**Stated task**. Where a line of the listing below includes the word "more", reproduce that line.

**Recorded information**.
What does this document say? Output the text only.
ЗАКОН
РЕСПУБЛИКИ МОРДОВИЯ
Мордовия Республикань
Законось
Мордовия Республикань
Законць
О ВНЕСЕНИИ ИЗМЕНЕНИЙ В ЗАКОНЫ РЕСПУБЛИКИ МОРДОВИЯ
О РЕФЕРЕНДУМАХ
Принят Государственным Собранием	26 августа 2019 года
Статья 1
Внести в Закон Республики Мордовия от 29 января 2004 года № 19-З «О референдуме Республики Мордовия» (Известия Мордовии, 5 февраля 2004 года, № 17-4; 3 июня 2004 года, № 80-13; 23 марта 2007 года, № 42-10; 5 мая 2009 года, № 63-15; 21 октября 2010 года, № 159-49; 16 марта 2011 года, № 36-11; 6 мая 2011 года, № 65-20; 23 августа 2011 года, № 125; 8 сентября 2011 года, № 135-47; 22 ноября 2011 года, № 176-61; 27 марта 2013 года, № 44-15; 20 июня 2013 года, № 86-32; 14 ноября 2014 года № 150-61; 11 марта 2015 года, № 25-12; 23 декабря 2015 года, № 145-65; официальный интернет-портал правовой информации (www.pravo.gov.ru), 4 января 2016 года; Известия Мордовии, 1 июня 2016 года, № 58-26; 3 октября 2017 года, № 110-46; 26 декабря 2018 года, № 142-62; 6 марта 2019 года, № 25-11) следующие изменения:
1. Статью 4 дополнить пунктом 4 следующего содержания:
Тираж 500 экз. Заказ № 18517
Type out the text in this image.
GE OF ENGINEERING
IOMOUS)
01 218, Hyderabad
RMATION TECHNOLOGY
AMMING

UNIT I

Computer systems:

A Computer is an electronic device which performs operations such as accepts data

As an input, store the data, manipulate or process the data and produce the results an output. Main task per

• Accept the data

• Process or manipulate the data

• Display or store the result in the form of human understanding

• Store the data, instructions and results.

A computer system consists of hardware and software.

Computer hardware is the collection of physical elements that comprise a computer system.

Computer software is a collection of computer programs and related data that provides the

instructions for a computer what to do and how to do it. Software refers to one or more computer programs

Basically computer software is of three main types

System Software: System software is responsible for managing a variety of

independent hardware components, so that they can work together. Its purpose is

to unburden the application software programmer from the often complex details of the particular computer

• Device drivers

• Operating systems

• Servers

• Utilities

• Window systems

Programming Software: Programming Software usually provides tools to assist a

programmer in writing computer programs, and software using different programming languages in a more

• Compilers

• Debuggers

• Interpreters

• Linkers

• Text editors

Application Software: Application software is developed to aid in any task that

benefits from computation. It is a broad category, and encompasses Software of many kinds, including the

**Exercise response**.
instructions for a computer what to do and how to do it. Software refers to one or more computer programs
programmer in writing computer programs, and software using different programming languages in a more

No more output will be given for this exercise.